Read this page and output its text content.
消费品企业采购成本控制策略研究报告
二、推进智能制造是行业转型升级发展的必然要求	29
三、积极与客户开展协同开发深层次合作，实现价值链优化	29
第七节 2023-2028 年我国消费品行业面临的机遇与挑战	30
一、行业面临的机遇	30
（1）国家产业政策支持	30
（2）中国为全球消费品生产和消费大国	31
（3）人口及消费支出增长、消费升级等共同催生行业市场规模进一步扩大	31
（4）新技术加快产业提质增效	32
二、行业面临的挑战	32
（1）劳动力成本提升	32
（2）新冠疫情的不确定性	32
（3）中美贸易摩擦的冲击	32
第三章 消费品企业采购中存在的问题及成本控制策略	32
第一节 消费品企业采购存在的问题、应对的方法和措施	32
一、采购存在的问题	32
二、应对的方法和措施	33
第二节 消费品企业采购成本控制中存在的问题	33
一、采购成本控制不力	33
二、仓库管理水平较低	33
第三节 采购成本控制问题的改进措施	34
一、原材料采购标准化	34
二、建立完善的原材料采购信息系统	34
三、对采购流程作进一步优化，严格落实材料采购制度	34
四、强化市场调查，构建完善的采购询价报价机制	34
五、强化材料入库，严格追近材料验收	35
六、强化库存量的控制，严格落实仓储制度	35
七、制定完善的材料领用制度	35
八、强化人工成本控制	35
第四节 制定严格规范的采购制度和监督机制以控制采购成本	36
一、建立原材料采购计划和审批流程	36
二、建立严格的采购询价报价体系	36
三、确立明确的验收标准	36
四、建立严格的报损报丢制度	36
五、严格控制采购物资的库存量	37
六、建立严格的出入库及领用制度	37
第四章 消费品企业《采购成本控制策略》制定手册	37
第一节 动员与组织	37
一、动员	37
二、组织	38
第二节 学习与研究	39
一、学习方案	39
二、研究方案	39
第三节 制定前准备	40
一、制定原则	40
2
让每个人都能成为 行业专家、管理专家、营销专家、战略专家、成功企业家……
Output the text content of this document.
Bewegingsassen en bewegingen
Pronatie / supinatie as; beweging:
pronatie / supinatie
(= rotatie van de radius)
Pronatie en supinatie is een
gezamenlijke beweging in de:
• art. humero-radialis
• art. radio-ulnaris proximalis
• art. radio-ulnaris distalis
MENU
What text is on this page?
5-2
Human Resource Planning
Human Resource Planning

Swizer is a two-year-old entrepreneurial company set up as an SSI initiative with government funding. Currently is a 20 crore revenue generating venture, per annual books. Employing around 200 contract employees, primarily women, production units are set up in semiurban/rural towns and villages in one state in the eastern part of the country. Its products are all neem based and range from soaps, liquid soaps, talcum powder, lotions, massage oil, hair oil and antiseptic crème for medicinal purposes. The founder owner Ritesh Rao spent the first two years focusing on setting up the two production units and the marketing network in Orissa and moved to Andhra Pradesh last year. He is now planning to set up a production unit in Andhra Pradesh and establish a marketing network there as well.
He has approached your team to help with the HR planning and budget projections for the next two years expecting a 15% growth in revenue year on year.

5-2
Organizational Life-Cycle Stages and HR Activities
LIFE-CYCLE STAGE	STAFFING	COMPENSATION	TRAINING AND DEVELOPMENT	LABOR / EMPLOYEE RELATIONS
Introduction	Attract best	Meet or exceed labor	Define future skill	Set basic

Objective: From the preceding material, extract every line exactly.

Solution to this exercise:
Read this page and output its text content.
消费品企业采购成本控制策略研究报告
二、推进智能制造是行业转型升级发展的必然要求	29
三、积极与客户开展协同开发深层次合作，实现价值链优化	29
第七节 2023-2028 年我国消费品行业面临的机遇与挑战	30
一、行业面临的机遇	30
（1）国家产业政策支持	30
（2）中国为全球消费品生产和消费大国	31
（3）人口及消费支出增长、消费升级等共同催生行业市场规模进一步扩大	31
（4）新技术加快产业提质增效	32
二、行业面临的挑战	32
（1）劳动力成本提升	32
（2）新冠疫情的不确定性	32
（3）中美贸易摩擦的冲击	32
第三章 消费品企业采购中存在的问题及成本控制策略	32
第一节 消费品企业采购存在的问题、应对的方法和措施	32
一、采购存在的问题	32
二、应对的方法和措施	33
第二节 消费品企业采购成本控制中存在的问题	33
一、采购成本控制不力	33
二、仓库管理水平较低	33
第三节 采购成本控制问题的改进措施	34
一、原材料采购标准化	34
二、建立完善的原材料采购信息系统	34
三、对采购流程作进一步优化，严格落实材料采购制度	34
四、强化市场调查，构建完善的采购询价报价机制	34
五、强化材料入库，严格追近材料验收	35
六、强化库存量的控制，严格落实仓储制度	35
七、制定完善的材料领用制度	35
八、强化人工成本控制	35
第四节 制定严格规范的采购制度和监督机制以控制采购成本	36
一、建立原材料采购计划和审批流程	36
二、建立严格的采购询价报价体系	36
三、确立明确的验收标准	36
四、建立严格的报损报丢制度	36
五、严格控制采购物资的库存量	37
六、建立严格的出入库及领用制度	37
第四章 消费品企业《采购成本控制策略》制定手册	37
第一节 动员与组织	37
一、动员	37
二、组织	38
第二节 学习与研究	39
一、学习方案	39
二、研究方案	39
第三节 制定前准备	40
一、制定原则	40
2
让每个人都能成为 行业专家、管理专家、营销专家、战略专家、成功企业家……
Output the text content of this document.
Bewegingsassen en bewegingen
Pronatie / supinatie as; beweging:
pronatie / supinatie
(= rotatie van de radius)
Pronatie en supinatie is een
gezamenlijke beweging in de:
• art. humero-radialis
• art. radio-ulnaris proximalis
• art. radio-ulnaris distalis
MENU
What text is on this page?
5-2
Human Resource Planning
Human Resource Planning

Swizer is a two-year-old entrepreneurial company set up as an SSI initiative with government funding. Currently is a 20 crore revenue generating venture, per annual books. Employing around 200 contract employees, primarily women, production units are set up in semiurban/rural towns and villages in one state in the eastern part of the country. Its products are all neem based and range from soaps, liquid soaps, talcum powder, lotions, massage oil, hair oil and antiseptic crème for medicinal purposes. The founder owner Ritesh Rao spent the first two years focusing on setting up the two production units and the marketing network in Orissa and moved to Andhra Pradesh last year. He is now planning to set up a production unit in Andhra Pradesh and establish a marketing network there as well.
He has approached your team to help with the HR planning and budget projections for the next two years expecting a 15% growth in revenue year on year.

5-2
Organizational Life-Cycle Stages and HR Activities
LIFE-CYCLE STAGE	STAFFING	COMPENSATION	TRAINING AND DEVELOPMENT	LABOR / EMPLOYEE RELATIONS
Introduction	Attract best	Meet or exceed labor	Define future skill	Set basic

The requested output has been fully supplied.